Skip every image and restate the data word for word.

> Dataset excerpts
________________
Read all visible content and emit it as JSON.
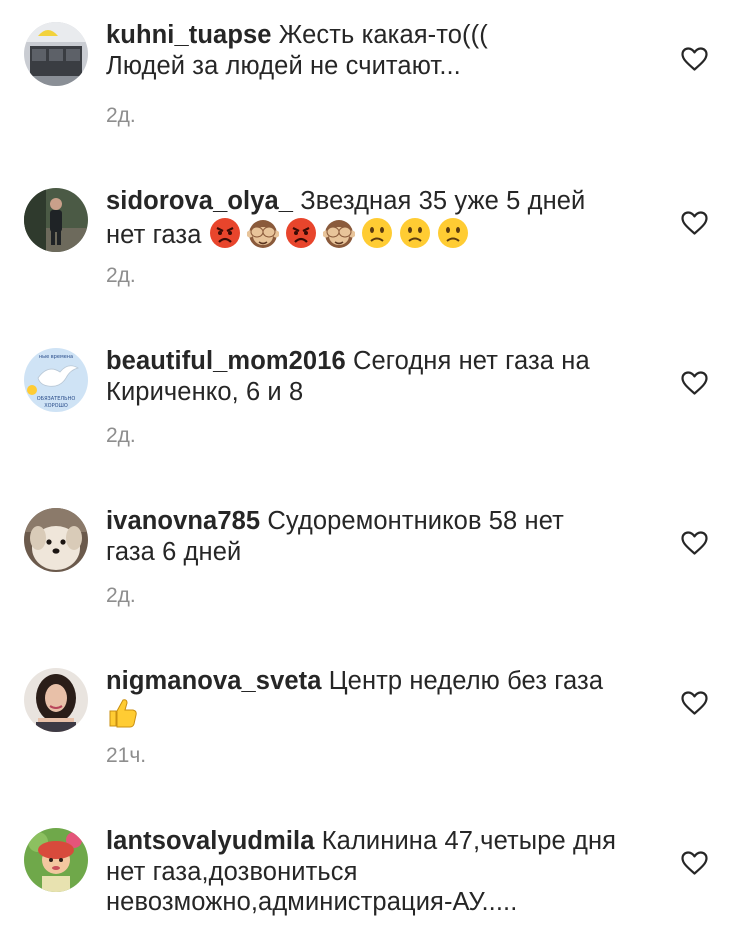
{
  "comments": [
    {
      "username": "kuhni_tuapse",
      "text": "Жесть какая-то(((",
      "text2": "Людей за людей не считают...",
      "time": "2д."
    },
    {
      "username": "sidorova_olya_",
      "text": "Звездная 35 уже 5 дней",
      "text2": "нет газа",
      "emoji": [
        "angry-face",
        "see-no-evil-monkey",
        "angry-face",
        "see-no-evil-monkey",
        "slightly-frowning-face",
        "slightly-frowning-face",
        "slightly-frowning-face"
      ],
      "time": "2д."
    },
    {
      "username": "beautiful_mom2016",
      "text": "Сегодня нет газа на",
      "text2": "Кириченко, 6 и 8",
      "avatar_text": "...ные времена проходят... ОБЯЗАТЕЛЬНО ВСЁ БУДЕТ ХОРОШО",
      "time": "2д."
    },
    {
      "username": "ivanovna785",
      "text": "Судоремонтников 58 нет",
      "text2": "газа 6 дней",
      "time": "2д."
    },
    {
      "username": "nigmanova_sveta",
      "text": "Центр неделю без газа",
      "emoji": [
        "thumbs-up"
      ],
      "time": "21ч."
    },
    {
      "username": "lantsovalyudmila",
      "text": "Калинина 47,четыре дня",
      "text2": "нет газа,дозвониться",
      "text3": "невозможно,администрация-АУ....."
    }
  ],
  "colors": {
    "text": "#262626",
    "muted": "#8e8e8e",
    "emoji_yellow": "#ffcc33",
    "emoji_red": "#e8452c"
  }
}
________________
> REPLY TO THE EXERCISE
Read all visible content and emit it as JSON.
{
  "comments": [
    {
      "username": "kuhni_tuapse",
      "text": "Жесть какая-то(((",
      "text2": "Людей за людей не считают...",
      "time": "2д."
    },
    {
      "username": "sidorova_olya_",
      "text": "Звездная 35 уже 5 дней",
      "text2": "нет газа",
      "emoji": [
        "angry-face",
        "see-no-evil-monkey",
        "angry-face",
        "see-no-evil-monkey",
        "slightly-frowning-face",
        "slightly-frowning-face",
        "slightly-frowning-face"
      ],
      "time": "2д."
    },
    {
      "username": "beautiful_mom2016",
      "text": "Сегодня нет газа на",
      "text2": "Кириченко, 6 и 8",
      "avatar_text": "...ные времена проходят... ОБЯЗАТЕЛЬНО ВСЁ БУДЕТ ХОРОШО",
      "time": "2д."
    },
    {
      "username": "ivanovna785",
      "text": "Судоремонтников 58 нет",
      "text2": "газа 6 дней",
      "time": "2д."
    },
    {
      "username": "nigmanova_sveta",
      "text": "Центр неделю без газа",
      "emoji": [
        "thumbs-up"
      ],
      "time": "21ч."
    },
    {
      "username": "lantsovalyudmila",
      "text": "Калинина 47,четыре дня",
      "text2": "нет газа,дозвониться",
      "text3": "невозможно,администрация-АУ....."
    }
  ],
  "colors": {
    "text": "#262626",
    "muted": "#8e8e8e",
    "emoji_yellow": "#ffcc33",
    "emoji_red": "#e8452c"
  }
}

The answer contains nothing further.